- **AIM OF THE TASK**
What is the count of lines in the listing below that hold the string "Genossen"? Reply with that number alone.

- **DATASET RECORDS**

• • • • • • •

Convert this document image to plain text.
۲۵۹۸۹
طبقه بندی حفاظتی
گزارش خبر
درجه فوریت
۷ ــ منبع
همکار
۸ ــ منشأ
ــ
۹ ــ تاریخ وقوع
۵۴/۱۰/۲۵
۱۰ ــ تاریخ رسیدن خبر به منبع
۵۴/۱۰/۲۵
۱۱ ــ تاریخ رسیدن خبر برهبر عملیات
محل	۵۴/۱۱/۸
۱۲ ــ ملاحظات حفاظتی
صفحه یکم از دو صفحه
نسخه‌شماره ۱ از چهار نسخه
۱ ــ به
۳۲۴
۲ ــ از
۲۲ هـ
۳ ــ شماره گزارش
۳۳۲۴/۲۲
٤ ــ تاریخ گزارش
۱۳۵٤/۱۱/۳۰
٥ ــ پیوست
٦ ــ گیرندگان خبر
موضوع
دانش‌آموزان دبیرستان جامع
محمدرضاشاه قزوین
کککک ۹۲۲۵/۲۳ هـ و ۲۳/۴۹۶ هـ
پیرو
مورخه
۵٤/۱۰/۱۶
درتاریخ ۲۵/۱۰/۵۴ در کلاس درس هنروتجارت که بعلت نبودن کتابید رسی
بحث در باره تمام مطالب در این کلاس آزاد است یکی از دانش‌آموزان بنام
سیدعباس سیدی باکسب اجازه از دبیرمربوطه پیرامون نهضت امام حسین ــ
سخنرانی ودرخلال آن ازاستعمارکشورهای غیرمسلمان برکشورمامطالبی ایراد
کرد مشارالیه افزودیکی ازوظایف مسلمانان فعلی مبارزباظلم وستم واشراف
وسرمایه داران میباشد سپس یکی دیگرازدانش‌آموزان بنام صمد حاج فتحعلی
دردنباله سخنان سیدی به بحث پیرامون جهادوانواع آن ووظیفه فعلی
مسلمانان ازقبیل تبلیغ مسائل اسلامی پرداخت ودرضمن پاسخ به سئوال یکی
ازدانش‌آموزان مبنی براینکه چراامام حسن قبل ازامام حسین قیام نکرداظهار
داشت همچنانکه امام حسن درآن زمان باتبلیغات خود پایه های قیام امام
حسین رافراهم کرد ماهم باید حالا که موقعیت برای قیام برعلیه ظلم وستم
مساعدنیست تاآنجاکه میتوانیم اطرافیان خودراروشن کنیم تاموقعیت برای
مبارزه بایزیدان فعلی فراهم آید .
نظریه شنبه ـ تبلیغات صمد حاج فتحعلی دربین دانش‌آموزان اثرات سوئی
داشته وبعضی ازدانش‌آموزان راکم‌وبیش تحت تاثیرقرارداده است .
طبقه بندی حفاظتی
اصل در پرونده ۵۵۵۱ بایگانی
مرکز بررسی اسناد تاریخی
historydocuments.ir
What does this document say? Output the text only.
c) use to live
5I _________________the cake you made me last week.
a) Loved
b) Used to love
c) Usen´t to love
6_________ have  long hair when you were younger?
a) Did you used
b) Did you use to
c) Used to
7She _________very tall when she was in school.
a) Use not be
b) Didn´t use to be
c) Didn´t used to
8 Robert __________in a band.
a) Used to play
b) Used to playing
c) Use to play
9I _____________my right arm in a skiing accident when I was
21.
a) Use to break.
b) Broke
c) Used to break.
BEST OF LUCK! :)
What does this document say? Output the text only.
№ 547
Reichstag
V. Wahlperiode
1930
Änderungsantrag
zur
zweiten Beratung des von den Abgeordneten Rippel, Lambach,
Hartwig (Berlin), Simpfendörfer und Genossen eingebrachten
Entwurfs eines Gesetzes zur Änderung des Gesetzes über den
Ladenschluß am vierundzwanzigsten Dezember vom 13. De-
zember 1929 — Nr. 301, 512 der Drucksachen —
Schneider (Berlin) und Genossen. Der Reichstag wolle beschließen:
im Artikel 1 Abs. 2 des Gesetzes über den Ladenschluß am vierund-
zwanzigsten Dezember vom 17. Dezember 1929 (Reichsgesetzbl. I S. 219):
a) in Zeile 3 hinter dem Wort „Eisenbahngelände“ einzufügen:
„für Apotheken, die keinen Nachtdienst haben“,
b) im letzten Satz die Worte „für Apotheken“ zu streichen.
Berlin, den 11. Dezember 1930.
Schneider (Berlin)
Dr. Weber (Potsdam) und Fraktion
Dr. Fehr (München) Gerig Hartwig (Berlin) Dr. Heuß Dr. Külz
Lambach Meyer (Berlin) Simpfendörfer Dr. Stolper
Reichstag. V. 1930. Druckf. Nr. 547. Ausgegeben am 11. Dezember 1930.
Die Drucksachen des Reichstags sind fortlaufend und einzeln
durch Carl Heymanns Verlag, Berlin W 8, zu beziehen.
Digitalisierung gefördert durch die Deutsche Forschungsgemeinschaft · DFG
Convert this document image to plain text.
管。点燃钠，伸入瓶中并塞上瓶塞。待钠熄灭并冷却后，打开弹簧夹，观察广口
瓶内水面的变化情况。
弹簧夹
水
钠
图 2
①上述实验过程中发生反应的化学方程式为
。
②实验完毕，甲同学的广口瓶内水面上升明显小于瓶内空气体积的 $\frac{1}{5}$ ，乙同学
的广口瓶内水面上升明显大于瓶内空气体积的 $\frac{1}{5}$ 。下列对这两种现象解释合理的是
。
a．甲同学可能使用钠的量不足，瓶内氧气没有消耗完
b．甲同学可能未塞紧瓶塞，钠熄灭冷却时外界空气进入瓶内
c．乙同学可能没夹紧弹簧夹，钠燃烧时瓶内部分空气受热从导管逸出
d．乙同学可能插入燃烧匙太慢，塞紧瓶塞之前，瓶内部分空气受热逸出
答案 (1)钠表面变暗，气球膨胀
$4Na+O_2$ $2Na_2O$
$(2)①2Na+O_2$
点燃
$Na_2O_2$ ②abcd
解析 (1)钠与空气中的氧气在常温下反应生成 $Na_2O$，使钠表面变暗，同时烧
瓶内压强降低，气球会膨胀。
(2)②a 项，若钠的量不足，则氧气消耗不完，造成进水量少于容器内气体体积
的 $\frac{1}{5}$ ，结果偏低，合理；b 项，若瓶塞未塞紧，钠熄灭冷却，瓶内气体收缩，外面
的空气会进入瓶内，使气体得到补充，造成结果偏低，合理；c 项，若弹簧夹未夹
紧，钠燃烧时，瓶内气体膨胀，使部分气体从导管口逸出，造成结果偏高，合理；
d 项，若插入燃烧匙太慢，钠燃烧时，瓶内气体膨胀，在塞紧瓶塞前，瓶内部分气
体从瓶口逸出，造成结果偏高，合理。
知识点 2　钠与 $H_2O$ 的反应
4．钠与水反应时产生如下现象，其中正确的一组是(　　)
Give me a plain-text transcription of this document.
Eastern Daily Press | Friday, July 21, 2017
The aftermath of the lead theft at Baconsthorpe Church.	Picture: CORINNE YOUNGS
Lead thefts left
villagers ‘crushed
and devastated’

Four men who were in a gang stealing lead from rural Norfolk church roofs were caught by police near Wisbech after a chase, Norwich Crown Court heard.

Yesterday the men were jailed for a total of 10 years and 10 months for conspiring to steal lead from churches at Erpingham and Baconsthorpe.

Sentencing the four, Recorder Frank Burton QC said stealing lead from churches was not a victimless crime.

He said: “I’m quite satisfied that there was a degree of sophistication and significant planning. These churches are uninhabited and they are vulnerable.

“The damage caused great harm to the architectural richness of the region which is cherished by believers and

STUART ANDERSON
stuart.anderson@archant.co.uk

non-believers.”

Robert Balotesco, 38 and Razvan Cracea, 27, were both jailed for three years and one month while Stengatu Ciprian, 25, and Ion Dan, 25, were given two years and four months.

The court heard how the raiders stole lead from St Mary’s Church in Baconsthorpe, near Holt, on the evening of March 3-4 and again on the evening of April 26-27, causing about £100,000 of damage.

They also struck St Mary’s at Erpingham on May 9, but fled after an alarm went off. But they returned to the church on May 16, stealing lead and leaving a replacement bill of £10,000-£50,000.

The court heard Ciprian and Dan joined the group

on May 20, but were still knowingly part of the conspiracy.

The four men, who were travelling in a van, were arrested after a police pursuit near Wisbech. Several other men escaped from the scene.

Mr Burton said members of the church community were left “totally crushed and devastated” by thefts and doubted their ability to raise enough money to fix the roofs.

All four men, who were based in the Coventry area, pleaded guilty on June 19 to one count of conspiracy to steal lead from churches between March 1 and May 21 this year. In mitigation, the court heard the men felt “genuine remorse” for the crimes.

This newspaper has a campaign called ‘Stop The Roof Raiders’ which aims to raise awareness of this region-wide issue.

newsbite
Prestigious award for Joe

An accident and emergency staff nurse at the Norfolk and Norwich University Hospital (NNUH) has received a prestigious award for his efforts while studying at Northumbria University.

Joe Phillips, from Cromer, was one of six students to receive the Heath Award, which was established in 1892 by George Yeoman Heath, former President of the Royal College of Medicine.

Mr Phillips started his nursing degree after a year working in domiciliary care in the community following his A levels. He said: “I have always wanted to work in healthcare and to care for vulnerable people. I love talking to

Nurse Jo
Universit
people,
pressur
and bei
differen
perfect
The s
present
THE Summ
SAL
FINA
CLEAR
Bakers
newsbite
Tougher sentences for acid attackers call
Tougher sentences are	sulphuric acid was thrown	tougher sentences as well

• • • • • • •

- **OUTPUT FOR THIS TASK**
2